• Written task
Return each entry exactly, omitting nothing.
[start Exercise data]
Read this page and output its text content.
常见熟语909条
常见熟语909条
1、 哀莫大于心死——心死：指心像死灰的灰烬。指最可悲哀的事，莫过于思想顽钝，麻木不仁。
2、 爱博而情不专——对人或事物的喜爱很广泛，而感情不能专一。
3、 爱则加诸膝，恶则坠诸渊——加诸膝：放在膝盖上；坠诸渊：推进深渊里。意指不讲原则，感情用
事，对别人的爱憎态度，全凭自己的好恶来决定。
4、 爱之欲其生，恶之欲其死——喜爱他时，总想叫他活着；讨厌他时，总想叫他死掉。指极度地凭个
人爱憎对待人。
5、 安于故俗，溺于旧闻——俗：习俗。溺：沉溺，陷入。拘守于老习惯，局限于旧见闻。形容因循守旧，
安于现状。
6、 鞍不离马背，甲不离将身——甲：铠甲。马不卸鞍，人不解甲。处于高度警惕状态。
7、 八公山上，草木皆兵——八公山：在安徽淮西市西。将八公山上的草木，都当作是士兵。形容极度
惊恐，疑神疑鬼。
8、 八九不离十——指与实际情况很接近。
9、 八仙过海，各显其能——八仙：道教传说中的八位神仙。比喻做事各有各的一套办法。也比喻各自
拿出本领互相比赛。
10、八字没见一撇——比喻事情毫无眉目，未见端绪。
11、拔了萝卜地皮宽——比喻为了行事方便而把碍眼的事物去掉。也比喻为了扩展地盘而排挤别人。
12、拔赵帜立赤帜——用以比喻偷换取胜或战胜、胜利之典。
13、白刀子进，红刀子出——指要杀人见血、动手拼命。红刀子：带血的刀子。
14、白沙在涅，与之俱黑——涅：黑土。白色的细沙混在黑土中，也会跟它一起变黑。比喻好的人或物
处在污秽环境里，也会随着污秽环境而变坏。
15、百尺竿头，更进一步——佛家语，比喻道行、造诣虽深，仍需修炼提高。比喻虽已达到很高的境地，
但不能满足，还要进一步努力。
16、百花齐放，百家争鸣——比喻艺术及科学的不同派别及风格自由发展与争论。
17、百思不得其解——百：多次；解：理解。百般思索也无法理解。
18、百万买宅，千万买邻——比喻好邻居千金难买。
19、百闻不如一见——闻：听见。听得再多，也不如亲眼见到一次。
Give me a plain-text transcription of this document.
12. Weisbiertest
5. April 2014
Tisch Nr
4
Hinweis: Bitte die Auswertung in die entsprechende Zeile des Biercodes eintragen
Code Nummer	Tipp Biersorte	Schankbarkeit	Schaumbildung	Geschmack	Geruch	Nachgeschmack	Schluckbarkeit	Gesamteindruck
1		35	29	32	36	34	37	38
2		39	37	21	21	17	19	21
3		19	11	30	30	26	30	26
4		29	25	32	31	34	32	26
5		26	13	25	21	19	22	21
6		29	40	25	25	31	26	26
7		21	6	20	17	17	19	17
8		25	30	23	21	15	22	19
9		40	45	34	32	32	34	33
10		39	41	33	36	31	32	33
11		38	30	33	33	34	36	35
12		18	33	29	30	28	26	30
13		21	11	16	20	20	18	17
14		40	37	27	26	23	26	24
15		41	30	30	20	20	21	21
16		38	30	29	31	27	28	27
[end Exercise data]
• Expected answer
Read this page and output its text content.
常见熟语909条
常见熟语909条
1、 哀莫大于心死——心死：指心像死灰的灰烬。指最可悲哀的事，莫过于思想顽钝，麻木不仁。
2、 爱博而情不专——对人或事物的喜爱很广泛，而感情不能专一。
3、 爱则加诸膝，恶则坠诸渊——加诸膝：放在膝盖上；坠诸渊：推进深渊里。意指不讲原则，感情用
事，对别人的爱憎态度，全凭自己的好恶来决定。
4、 爱之欲其生，恶之欲其死——喜爱他时，总想叫他活着；讨厌他时，总想叫他死掉。指极度地凭个
人爱憎对待人。
5、 安于故俗，溺于旧闻——俗：习俗。溺：沉溺，陷入。拘守于老习惯，局限于旧见闻。形容因循守旧，
安于现状。
6、 鞍不离马背，甲不离将身——甲：铠甲。马不卸鞍，人不解甲。处于高度警惕状态。
7、 八公山上，草木皆兵——八公山：在安徽淮西市西。将八公山上的草木，都当作是士兵。形容极度
惊恐，疑神疑鬼。
8、 八九不离十——指与实际情况很接近。
9、 八仙过海，各显其能——八仙：道教传说中的八位神仙。比喻做事各有各的一套办法。也比喻各自
拿出本领互相比赛。
10、八字没见一撇——比喻事情毫无眉目，未见端绪。
11、拔了萝卜地皮宽——比喻为了行事方便而把碍眼的事物去掉。也比喻为了扩展地盘而排挤别人。
12、拔赵帜立赤帜——用以比喻偷换取胜或战胜、胜利之典。
13、白刀子进，红刀子出——指要杀人见血、动手拼命。红刀子：带血的刀子。
14、白沙在涅，与之俱黑——涅：黑土。白色的细沙混在黑土中，也会跟它一起变黑。比喻好的人或物
处在污秽环境里，也会随着污秽环境而变坏。
15、百尺竿头，更进一步——佛家语，比喻道行、造诣虽深，仍需修炼提高。比喻虽已达到很高的境地，
但不能满足，还要进一步努力。
16、百花齐放，百家争鸣——比喻艺术及科学的不同派别及风格自由发展与争论。
17、百思不得其解——百：多次；解：理解。百般思索也无法理解。
18、百万买宅，千万买邻——比喻好邻居千金难买。
19、百闻不如一见——闻：听见。听得再多，也不如亲眼见到一次。
Give me a plain-text transcription of this document.
12. Weisbiertest
5. April 2014
Tisch Nr
4
Hinweis: Bitte die Auswertung in die entsprechende Zeile des Biercodes eintragen
Code Nummer	Tipp Biersorte	Schankbarkeit	Schaumbildung	Geschmack	Geruch	Nachgeschmack	Schluckbarkeit	Gesamteindruck
1		35	29	32	36	34	37	38
2		39	37	21	21	17	19	21
3		19	11	30	30	26	30	26
4		29	25	32	31	34	32	26
5		26	13	25	21	19	22	21
6		29	40	25	25	31	26	26
7		21	6	20	17	17	19	17
8		25	30	23	21	15	22	19
9		40	45	34	32	32	34	33
10		39	41	33	36	31	32	33
11		38	30	33	33	34	36	35
12		18	33	29	30	28	26	30
13		21	11	16	20	20	18	17
14		40	37	27	26	23	26	24
15		41	30	30	20	20	21	21
16		38	30	29	31	27	28	27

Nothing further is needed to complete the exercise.